Objective
Gather every line below where "title" appears.

※

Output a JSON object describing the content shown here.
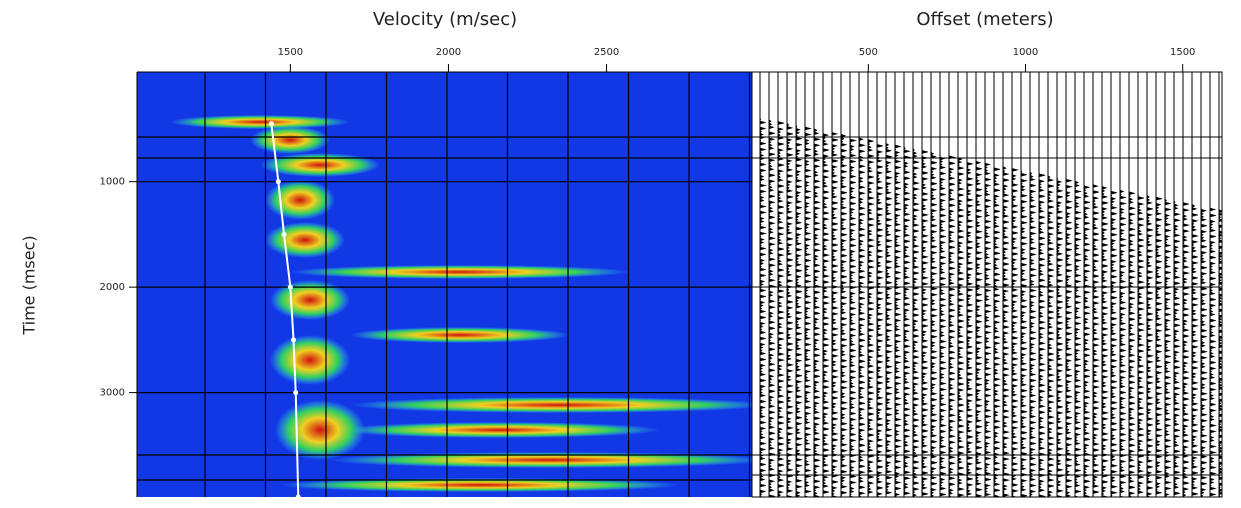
{
  "chart_data": [
    {
      "type": "semblance",
      "title": "Velocity (m/sec)",
      "ylabel": "Time (msec)",
      "xlim": [
        1015,
        2960
      ],
      "xticks": [
        1500,
        2000,
        2500
      ],
      "ylim": [
        -40,
        3990
      ],
      "yticks": [
        1000,
        2000,
        3000
      ],
      "background": "#1238e6",
      "series": [
        {
          "color": "#ffffff",
          "x": [
            1440,
            1462,
            1480,
            1500,
            1510,
            1517,
            1525
          ],
          "y": [
            450,
            1000,
            1500,
            2000,
            2500,
            3000,
            3990
          ]
        }
      ]
    },
    {
      "type": "gather",
      "title": "Offset (meters)",
      "xlim": [
        130,
        1625
      ],
      "xticks": [
        500,
        1000,
        1500
      ],
      "ylim": [
        -40,
        3990
      ]
    }
  ]
}
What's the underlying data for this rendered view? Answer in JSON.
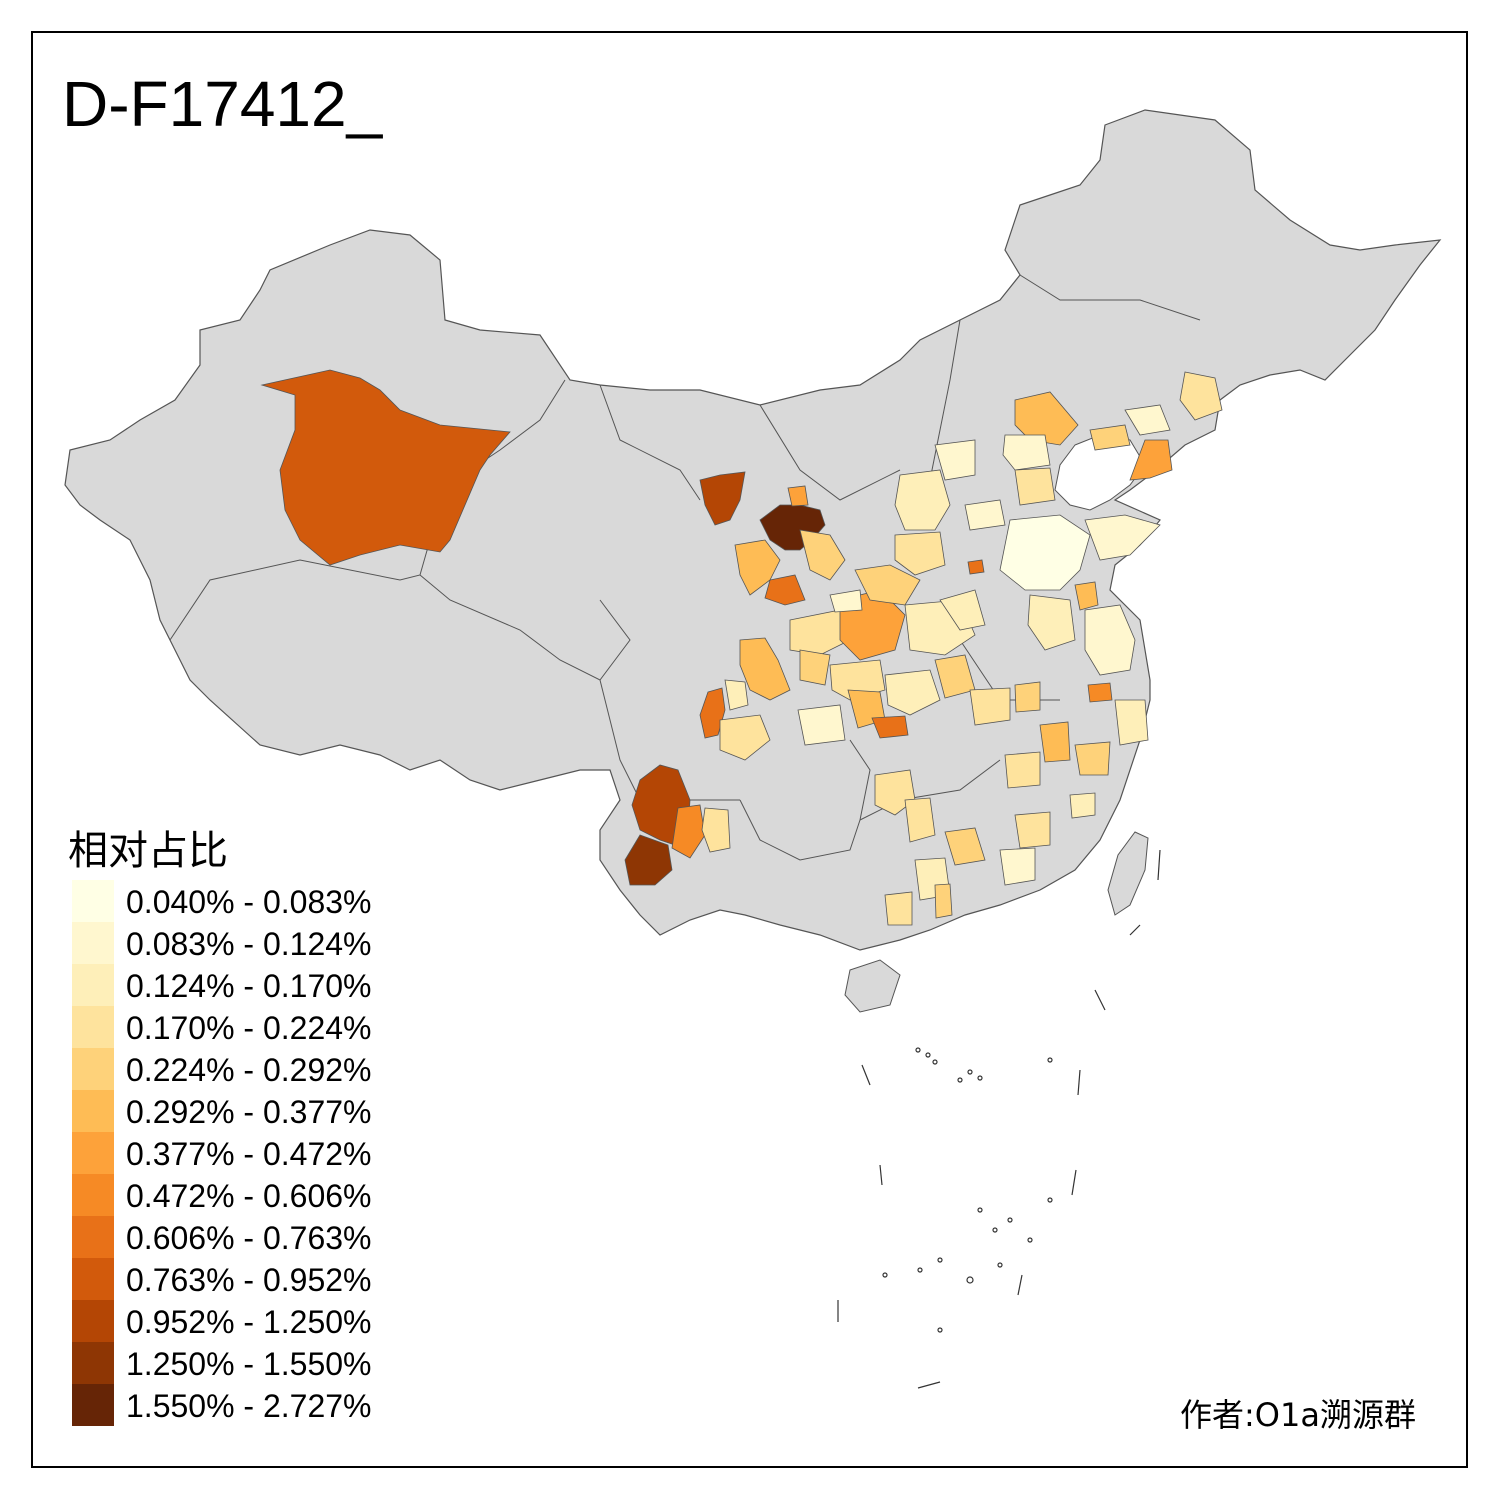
{
  "title": "D-F17412_",
  "legend": {
    "title": "相对占比",
    "classes": [
      {
        "label": "0.040% - 0.083%",
        "color": "#FFFFE5"
      },
      {
        "label": "0.083% - 0.124%",
        "color": "#FFF7CF"
      },
      {
        "label": "0.124% - 0.170%",
        "color": "#FEEFB9"
      },
      {
        "label": "0.170% - 0.224%",
        "color": "#FEE39D"
      },
      {
        "label": "0.224% - 0.292%",
        "color": "#FED27A"
      },
      {
        "label": "0.292% - 0.377%",
        "color": "#FEBC55"
      },
      {
        "label": "0.377% - 0.472%",
        "color": "#FDA23A"
      },
      {
        "label": "0.472% - 0.606%",
        "color": "#F68A25"
      },
      {
        "label": "0.606% - 0.763%",
        "color": "#E87118"
      },
      {
        "label": "0.763% - 0.952%",
        "color": "#D25A0C"
      },
      {
        "label": "0.952% - 1.250%",
        "color": "#B44605"
      },
      {
        "label": "1.250% - 1.550%",
        "color": "#8E3604"
      },
      {
        "label": "1.550% - 2.727%",
        "color": "#662506"
      }
    ]
  },
  "author": "作者:O1a溯源群",
  "colors": {
    "no_data": "#D9D9D9",
    "border": "#555555",
    "frame": "#000000"
  }
}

※

Answer
      "title": "Velocity (m/sec)",
      "title": "Offset (meters)",
  "title": "D-F17412_",
    "title": "相对占比",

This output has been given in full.